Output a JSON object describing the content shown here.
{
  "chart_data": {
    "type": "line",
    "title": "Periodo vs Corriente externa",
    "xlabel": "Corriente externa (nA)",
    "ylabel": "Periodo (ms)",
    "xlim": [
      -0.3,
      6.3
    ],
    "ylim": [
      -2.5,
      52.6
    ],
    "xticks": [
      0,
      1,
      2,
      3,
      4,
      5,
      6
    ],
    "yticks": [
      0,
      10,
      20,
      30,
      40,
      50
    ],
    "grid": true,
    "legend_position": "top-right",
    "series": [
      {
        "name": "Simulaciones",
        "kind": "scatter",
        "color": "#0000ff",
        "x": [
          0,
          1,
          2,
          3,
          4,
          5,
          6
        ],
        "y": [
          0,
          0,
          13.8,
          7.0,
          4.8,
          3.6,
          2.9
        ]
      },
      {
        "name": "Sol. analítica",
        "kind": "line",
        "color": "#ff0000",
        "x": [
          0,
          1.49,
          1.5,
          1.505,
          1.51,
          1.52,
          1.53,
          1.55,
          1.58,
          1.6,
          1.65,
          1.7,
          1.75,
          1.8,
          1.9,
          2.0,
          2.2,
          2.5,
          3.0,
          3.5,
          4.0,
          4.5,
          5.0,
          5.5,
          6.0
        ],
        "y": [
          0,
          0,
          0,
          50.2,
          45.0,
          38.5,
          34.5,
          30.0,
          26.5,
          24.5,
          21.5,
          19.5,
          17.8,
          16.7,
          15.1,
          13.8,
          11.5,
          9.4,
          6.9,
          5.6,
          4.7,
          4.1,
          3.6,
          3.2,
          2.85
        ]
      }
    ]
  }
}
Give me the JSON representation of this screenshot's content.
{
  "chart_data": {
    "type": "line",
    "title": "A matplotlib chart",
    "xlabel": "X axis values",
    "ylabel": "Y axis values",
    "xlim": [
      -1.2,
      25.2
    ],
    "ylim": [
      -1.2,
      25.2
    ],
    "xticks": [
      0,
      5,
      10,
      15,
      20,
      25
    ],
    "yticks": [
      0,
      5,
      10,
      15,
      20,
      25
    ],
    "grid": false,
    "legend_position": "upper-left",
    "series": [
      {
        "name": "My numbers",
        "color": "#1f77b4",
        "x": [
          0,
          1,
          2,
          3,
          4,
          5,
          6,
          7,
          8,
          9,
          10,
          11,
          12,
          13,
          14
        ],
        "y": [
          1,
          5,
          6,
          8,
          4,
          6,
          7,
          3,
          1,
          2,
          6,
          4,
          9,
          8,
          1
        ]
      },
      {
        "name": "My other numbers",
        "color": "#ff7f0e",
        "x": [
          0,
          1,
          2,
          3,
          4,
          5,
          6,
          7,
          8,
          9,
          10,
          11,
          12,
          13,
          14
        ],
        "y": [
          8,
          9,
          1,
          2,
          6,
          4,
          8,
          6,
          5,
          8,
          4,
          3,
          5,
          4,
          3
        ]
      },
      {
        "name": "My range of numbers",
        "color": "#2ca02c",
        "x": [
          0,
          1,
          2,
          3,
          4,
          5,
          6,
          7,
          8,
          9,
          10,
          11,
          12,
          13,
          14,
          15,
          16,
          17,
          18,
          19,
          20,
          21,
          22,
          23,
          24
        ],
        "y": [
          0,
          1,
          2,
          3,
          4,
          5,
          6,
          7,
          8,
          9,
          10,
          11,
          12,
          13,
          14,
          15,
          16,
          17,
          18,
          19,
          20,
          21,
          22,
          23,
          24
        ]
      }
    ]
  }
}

> _WHAT IS EXPECTED_
Return all of the entries exactly as they were supplied.

> _THE REPLY_
Output a JSON object describing the content shown here.
{
  "chart_data": {
    "type": "line",
    "title": "Periodo vs Corriente externa",
    "xlabel": "Corriente externa (nA)",
    "ylabel": "Periodo (ms)",
    "xlim": [
      -0.3,
      6.3
    ],
    "ylim": [
      -2.5,
      52.6
    ],
    "xticks": [
      0,
      1,
      2,
      3,
      4,
      5,
      6
    ],
    "yticks": [
      0,
      10,
      20,
      30,
      40,
      50
    ],
    "grid": true,
    "legend_position": "top-right",
    "series": [
      {
        "name": "Simulaciones",
        "kind": "scatter",
        "color": "#0000ff",
        "x": [
          0,
          1,
          2,
          3,
          4,
          5,
          6
        ],
        "y": [
          0,
          0,
          13.8,
          7.0,
          4.8,
          3.6,
          2.9
        ]
      },
      {
        "name": "Sol. analítica",
        "kind": "line",
        "color": "#ff0000",
        "x": [
          0,
          1.49,
          1.5,
          1.505,
          1.51,
          1.52,
          1.53,
          1.55,
          1.58,
          1.6,
          1.65,
          1.7,
          1.75,
          1.8,
          1.9,
          2.0,
          2.2,
          2.5,
          3.0,
          3.5,
          4.0,
          4.5,
          5.0,
          5.5,
          6.0
        ],
        "y": [
          0,
          0,
          0,
          50.2,
          45.0,
          38.5,
          34.5,
          30.0,
          26.5,
          24.5,
          21.5,
          19.5,
          17.8,
          16.7,
          15.1,
          13.8,
          11.5,
          9.4,
          6.9,
          5.6,
          4.7,
          4.1,
          3.6,
          3.2,
          2.85
        ]
      }
    ]
  }
}
Give me the JSON representation of this screenshot's content.
{
  "chart_data": {
    "type": "line",
    "title": "A matplotlib chart",
    "xlabel": "X axis values",
    "ylabel": "Y axis values",
    "xlim": [
      -1.2,
      25.2
    ],
    "ylim": [
      -1.2,
      25.2
    ],
    "xticks": [
      0,
      5,
      10,
      15,
      20,
      25
    ],
    "yticks": [
      0,
      5,
      10,
      15,
      20,
      25
    ],
    "grid": false,
    "legend_position": "upper-left",
    "series": [
      {
        "name": "My numbers",
        "color": "#1f77b4",
        "x": [
          0,
          1,
          2,
          3,
          4,
          5,
          6,
          7,
          8,
          9,
          10,
          11,
          12,
          13,
          14
        ],
        "y": [
          1,
          5,
          6,
          8,
          4,
          6,
          7,
          3,
          1,
          2,
          6,
          4,
          9,
          8,
          1
        ]
      },
      {
        "name": "My other numbers",
        "color": "#ff7f0e",
        "x": [
          0,
          1,
          2,
          3,
          4,
          5,
          6,
          7,
          8,
          9,
          10,
          11,
          12,
          13,
          14
        ],
        "y": [
          8,
          9,
          1,
          2,
          6,
          4,
          8,
          6,
          5,
          8,
          4,
          3,
          5,
          4,
          3
        ]
      },
      {
        "name": "My range of numbers",
        "color": "#2ca02c",
        "x": [
          0,
          1,
          2,
          3,
          4,
          5,
          6,
          7,
          8,
          9,
          10,
          11,
          12,
          13,
          14,
          15,
          16,
          17,
          18,
          19,
          20,
          21,
          22,
          23,
          24
        ],
        "y": [
          0,
          1,
          2,
          3,
          4,
          5,
          6,
          7,
          8,
          9,
          10,
          11,
          12,
          13,
          14,
          15,
          16,
          17,
          18,
          19,
          20,
          21,
          22,
          23,
          24
        ]
      }
    ]
  }
}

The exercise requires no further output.